- _Task details_: The entries below are to be repeated exactly as they stand.

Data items

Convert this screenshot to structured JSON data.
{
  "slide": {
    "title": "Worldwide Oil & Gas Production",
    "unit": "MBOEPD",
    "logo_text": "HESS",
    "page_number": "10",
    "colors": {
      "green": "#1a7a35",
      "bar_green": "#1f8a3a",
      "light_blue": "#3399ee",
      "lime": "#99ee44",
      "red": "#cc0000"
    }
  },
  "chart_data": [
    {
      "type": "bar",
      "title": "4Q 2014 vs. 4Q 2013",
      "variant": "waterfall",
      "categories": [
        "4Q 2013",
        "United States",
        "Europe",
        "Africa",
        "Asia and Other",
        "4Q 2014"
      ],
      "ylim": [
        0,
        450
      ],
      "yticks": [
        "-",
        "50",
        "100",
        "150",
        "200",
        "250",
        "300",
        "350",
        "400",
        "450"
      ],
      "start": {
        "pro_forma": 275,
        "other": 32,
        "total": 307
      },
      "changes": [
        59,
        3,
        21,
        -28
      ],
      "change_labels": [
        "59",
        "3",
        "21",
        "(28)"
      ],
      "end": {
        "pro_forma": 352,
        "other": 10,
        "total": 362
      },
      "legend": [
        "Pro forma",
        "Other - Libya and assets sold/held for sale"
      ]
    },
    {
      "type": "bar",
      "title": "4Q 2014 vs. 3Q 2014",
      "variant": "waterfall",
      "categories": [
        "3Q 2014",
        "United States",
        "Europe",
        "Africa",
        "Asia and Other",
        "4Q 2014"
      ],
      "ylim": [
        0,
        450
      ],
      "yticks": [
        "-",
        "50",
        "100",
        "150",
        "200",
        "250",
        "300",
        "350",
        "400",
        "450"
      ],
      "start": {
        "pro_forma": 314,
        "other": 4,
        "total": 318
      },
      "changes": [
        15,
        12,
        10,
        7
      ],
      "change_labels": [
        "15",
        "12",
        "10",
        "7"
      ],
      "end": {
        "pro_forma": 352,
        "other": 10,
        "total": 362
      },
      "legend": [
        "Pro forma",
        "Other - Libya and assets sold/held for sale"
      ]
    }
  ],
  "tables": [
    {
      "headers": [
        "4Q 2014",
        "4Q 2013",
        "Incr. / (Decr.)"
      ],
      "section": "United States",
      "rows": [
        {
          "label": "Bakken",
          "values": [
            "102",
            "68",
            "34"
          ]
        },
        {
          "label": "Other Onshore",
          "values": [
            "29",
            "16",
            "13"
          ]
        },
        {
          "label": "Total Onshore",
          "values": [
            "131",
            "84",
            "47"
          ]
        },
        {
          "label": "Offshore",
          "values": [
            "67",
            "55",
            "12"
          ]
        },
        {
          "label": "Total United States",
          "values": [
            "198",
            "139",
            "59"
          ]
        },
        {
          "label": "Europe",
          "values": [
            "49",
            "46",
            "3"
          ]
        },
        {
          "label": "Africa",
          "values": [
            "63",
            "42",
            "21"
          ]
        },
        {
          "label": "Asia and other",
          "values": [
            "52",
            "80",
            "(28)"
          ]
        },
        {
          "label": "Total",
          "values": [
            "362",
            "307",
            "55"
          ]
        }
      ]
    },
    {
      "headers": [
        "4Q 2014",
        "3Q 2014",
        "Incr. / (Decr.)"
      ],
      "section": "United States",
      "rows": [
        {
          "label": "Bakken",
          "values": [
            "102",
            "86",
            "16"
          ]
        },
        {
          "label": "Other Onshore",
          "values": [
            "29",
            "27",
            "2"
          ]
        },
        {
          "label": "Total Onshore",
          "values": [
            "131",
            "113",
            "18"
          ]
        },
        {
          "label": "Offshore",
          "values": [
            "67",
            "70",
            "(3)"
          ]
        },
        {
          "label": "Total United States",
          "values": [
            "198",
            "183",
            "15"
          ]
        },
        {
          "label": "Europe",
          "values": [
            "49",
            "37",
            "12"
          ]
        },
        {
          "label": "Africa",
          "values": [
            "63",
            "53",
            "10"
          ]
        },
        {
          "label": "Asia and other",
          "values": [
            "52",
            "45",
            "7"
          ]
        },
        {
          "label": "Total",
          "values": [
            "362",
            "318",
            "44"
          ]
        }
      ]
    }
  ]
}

- _Answer to this task_:
Convert this screenshot to structured JSON data.
{
  "slide": {
    "title": "Worldwide Oil & Gas Production",
    "unit": "MBOEPD",
    "logo_text": "HESS",
    "page_number": "10",
    "colors": {
      "green": "#1a7a35",
      "bar_green": "#1f8a3a",
      "light_blue": "#3399ee",
      "lime": "#99ee44",
      "red": "#cc0000"
    }
  },
  "chart_data": [
    {
      "type": "bar",
      "title": "4Q 2014 vs. 4Q 2013",
      "variant": "waterfall",
      "categories": [
        "4Q 2013",
        "United States",
        "Europe",
        "Africa",
        "Asia and Other",
        "4Q 2014"
      ],
      "ylim": [
        0,
        450
      ],
      "yticks": [
        "-",
        "50",
        "100",
        "150",
        "200",
        "250",
        "300",
        "350",
        "400",
        "450"
      ],
      "start": {
        "pro_forma": 275,
        "other": 32,
        "total": 307
      },
      "changes": [
        59,
        3,
        21,
        -28
      ],
      "change_labels": [
        "59",
        "3",
        "21",
        "(28)"
      ],
      "end": {
        "pro_forma": 352,
        "other": 10,
        "total": 362
      },
      "legend": [
        "Pro forma",
        "Other - Libya and assets sold/held for sale"
      ]
    },
    {
      "type": "bar",
      "title": "4Q 2014 vs. 3Q 2014",
      "variant": "waterfall",
      "categories": [
        "3Q 2014",
        "United States",
        "Europe",
        "Africa",
        "Asia and Other",
        "4Q 2014"
      ],
      "ylim": [
        0,
        450
      ],
      "yticks": [
        "-",
        "50",
        "100",
        "150",
        "200",
        "250",
        "300",
        "350",
        "400",
        "450"
      ],
      "start": {
        "pro_forma": 314,
        "other": 4,
        "total": 318
      },
      "changes": [
        15,
        12,
        10,
        7
      ],
      "change_labels": [
        "15",
        "12",
        "10",
        "7"
      ],
      "end": {
        "pro_forma": 352,
        "other": 10,
        "total": 362
      },
      "legend": [
        "Pro forma",
        "Other - Libya and assets sold/held for sale"
      ]
    }
  ],
  "tables": [
    {
      "headers": [
        "4Q 2014",
        "4Q 2013",
        "Incr. / (Decr.)"
      ],
      "section": "United States",
      "rows": [
        {
          "label": "Bakken",
          "values": [
            "102",
            "68",
            "34"
          ]
        },
        {
          "label": "Other Onshore",
          "values": [
            "29",
            "16",
            "13"
          ]
        },
        {
          "label": "Total Onshore",
          "values": [
            "131",
            "84",
            "47"
          ]
        },
        {
          "label": "Offshore",
          "values": [
            "67",
            "55",
            "12"
          ]
        },
        {
          "label": "Total United States",
          "values": [
            "198",
            "139",
            "59"
          ]
        },
        {
          "label": "Europe",
          "values": [
            "49",
            "46",
            "3"
          ]
        },
        {
          "label": "Africa",
          "values": [
            "63",
            "42",
            "21"
          ]
        },
        {
          "label": "Asia and other",
          "values": [
            "52",
            "80",
            "(28)"
          ]
        },
        {
          "label": "Total",
          "values": [
            "362",
            "307",
            "55"
          ]
        }
      ]
    },
    {
      "headers": [
        "4Q 2014",
        "3Q 2014",
        "Incr. / (Decr.)"
      ],
      "section": "United States",
      "rows": [
        {
          "label": "Bakken",
          "values": [
            "102",
            "86",
            "16"
          ]
        },
        {
          "label": "Other Onshore",
          "values": [
            "29",
            "27",
            "2"
          ]
        },
        {
          "label": "Total Onshore",
          "values": [
            "131",
            "113",
            "18"
          ]
        },
        {
          "label": "Offshore",
          "values": [
            "67",
            "70",
            "(3)"
          ]
        },
        {
          "label": "Total United States",
          "values": [
            "198",
            "183",
            "15"
          ]
        },
        {
          "label": "Europe",
          "values": [
            "49",
            "37",
            "12"
          ]
        },
        {
          "label": "Africa",
          "values": [
            "63",
            "53",
            "10"
          ]
        },
        {
          "label": "Asia and other",
          "values": [
            "52",
            "45",
            "7"
          ]
        },
        {
          "label": "Total",
          "values": [
            "362",
            "318",
            "44"
          ]
        }
      ]
    }
  ]
}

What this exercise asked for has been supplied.